━━━━━ Extracted data ━━━━━

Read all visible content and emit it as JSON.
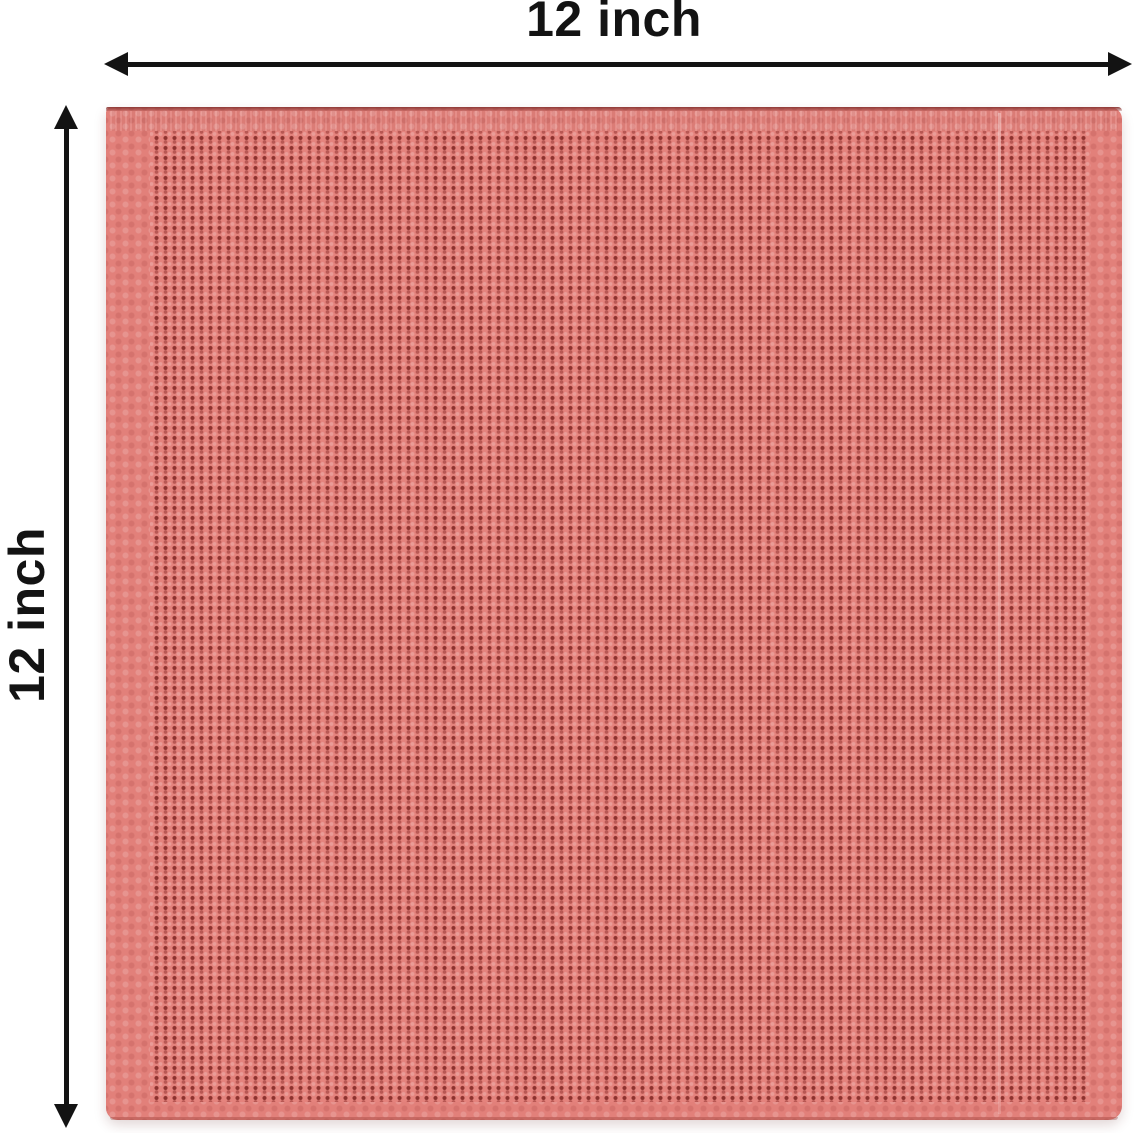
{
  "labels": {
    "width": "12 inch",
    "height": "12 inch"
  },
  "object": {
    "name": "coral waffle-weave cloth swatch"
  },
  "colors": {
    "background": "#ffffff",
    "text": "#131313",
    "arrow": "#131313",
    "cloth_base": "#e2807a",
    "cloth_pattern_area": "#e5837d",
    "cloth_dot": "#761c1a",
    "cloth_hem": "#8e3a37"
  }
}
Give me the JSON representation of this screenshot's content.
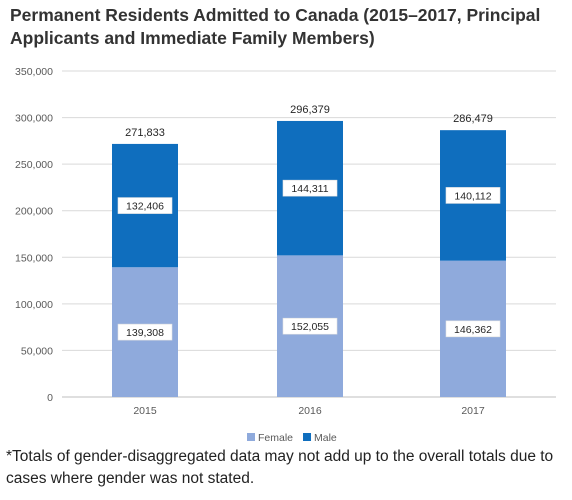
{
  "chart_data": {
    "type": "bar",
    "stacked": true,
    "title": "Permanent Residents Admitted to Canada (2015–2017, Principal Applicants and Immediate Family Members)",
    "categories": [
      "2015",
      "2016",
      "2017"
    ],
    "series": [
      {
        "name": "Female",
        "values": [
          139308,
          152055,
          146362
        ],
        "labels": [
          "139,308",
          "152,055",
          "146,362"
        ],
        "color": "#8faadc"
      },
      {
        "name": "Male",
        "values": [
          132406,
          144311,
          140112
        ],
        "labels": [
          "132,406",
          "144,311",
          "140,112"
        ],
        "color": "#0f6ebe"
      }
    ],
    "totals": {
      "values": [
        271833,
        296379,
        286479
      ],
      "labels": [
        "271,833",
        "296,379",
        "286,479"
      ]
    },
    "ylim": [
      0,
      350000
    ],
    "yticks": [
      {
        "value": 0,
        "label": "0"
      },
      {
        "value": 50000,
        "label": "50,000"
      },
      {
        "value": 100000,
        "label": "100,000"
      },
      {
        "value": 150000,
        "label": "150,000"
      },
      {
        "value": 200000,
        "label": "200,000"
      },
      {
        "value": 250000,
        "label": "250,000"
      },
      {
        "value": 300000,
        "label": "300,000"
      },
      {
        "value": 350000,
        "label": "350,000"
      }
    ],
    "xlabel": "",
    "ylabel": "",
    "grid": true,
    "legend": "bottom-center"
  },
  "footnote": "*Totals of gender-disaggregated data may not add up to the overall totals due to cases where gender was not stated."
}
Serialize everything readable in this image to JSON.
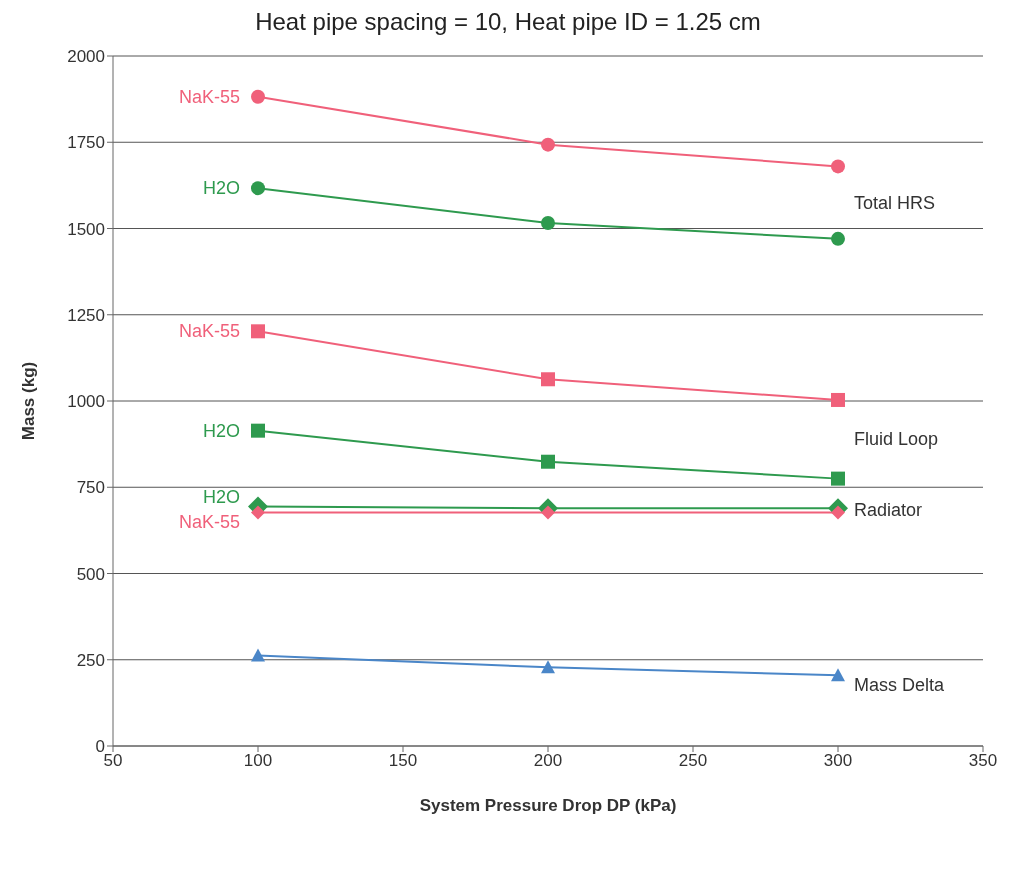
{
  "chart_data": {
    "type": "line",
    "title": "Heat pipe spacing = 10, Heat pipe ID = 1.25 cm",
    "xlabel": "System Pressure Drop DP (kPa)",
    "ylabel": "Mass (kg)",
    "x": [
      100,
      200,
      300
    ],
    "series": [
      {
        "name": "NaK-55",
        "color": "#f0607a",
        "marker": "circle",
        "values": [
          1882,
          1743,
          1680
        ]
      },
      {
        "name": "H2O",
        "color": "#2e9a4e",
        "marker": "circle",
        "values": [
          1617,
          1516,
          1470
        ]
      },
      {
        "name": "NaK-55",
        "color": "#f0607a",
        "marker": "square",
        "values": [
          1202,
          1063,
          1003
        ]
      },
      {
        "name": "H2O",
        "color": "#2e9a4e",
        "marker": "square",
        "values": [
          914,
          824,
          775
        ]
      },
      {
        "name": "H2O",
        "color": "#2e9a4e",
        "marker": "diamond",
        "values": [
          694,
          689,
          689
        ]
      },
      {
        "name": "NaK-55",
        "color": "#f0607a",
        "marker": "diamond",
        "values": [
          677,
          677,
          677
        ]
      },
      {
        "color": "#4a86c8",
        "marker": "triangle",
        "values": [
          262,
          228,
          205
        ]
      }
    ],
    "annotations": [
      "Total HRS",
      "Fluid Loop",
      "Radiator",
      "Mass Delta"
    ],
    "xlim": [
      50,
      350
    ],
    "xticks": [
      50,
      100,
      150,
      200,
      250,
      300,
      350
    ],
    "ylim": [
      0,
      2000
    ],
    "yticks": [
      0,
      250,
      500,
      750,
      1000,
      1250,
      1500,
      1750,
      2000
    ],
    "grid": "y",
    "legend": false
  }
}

━━━━━

Aim of the task:
Reproduce the material above verbatim; omit every picture.

Final result:
Read all visible content and emit it as JSON.
{
  "labels": {
    "width": "12 inch",
    "height": "12 inch"
  },
  "object": {
    "name": "coral waffle-weave cloth swatch"
  },
  "colors": {
    "background": "#ffffff",
    "text": "#131313",
    "arrow": "#131313",
    "cloth_base": "#e2807a",
    "cloth_pattern_area": "#e5837d",
    "cloth_dot": "#761c1a",
    "cloth_hem": "#8e3a37"
  }
}
Give me the JSON representation of this screenshot's content.
{
  "chart_data": {
    "type": "bar",
    "stacked": true,
    "title": "Permanent Residents Admitted to Canada (2015–2017, Principal Applicants and Immediate Family Members)",
    "categories": [
      "2015",
      "2016",
      "2017"
    ],
    "series": [
      {
        "name": "Female",
        "values": [
          139308,
          152055,
          146362
        ],
        "labels": [
          "139,308",
          "152,055",
          "146,362"
        ],
        "color": "#8faadc"
      },
      {
        "name": "Male",
        "values": [
          132406,
          144311,
          140112
        ],
        "labels": [
          "132,406",
          "144,311",
          "140,112"
        ],
        "color": "#0f6ebe"
      }
    ],
    "totals": {
      "values": [
        271833,
        296379,
        286479
      ],
      "labels": [
        "271,833",
        "296,379",
        "286,479"
      ]
    },
    "ylim": [
      0,
      350000
    ],
    "yticks": [
      {
        "value": 0,
        "label": "0"
      },
      {
        "value": 50000,
        "label": "50,000"
      },
      {
        "value": 100000,
        "label": "100,000"
      },
      {
        "value": 150000,
        "label": "150,000"
      },
      {
        "value": 200000,
        "label": "200,000"
      },
      {
        "value": 250000,
        "label": "250,000"
      },
      {
        "value": 300000,
        "label": "300,000"
      },
      {
        "value": 350000,
        "label": "350,000"
      }
    ],
    "xlabel": "",
    "ylabel": "",
    "grid": true,
    "legend": "bottom-center"
  },
  "footnote": "*Totals of gender-disaggregated data may not add up to the overall totals due to cases where gender was not stated."
}
Serialize everything readable in this image to JSON.
{
  "chart_data": {
    "type": "line",
    "title": "Heat pipe spacing = 10, Heat pipe ID = 1.25 cm",
    "xlabel": "System Pressure Drop DP (kPa)",
    "ylabel": "Mass (kg)",
    "x": [
      100,
      200,
      300
    ],
    "series": [
      {
        "name": "NaK-55",
        "color": "#f0607a",
        "marker": "circle",
        "values": [
          1882,
          1743,
          1680
        ]
      },
      {
        "name": "H2O",
        "color": "#2e9a4e",
        "marker": "circle",
        "values": [
          1617,
          1516,
          1470
        ]
      },
      {
        "name": "NaK-55",
        "color": "#f0607a",
        "marker": "square",
        "values": [
          1202,
          1063,
          1003
        ]
      },
      {
        "name": "H2O",
        "color": "#2e9a4e",
        "marker": "square",
        "values": [
          914,
          824,
          775
        ]
      },
      {
        "name": "H2O",
        "color": "#2e9a4e",
        "marker": "diamond",
        "values": [
          694,
          689,
          689
        ]
      },
      {
        "name": "NaK-55",
        "color": "#f0607a",
        "marker": "diamond",
        "values": [
          677,
          677,
          677
        ]
      },
      {
        "color": "#4a86c8",
        "marker": "triangle",
        "values": [
          262,
          228,
          205
        ]
      }
    ],
    "annotations": [
      "Total HRS",
      "Fluid Loop",
      "Radiator",
      "Mass Delta"
    ],
    "xlim": [
      50,
      350
    ],
    "xticks": [
      50,
      100,
      150,
      200,
      250,
      300,
      350
    ],
    "ylim": [
      0,
      2000
    ],
    "yticks": [
      0,
      250,
      500,
      750,
      1000,
      1250,
      1500,
      1750,
      2000
    ],
    "grid": "y",
    "legend": false
  }
}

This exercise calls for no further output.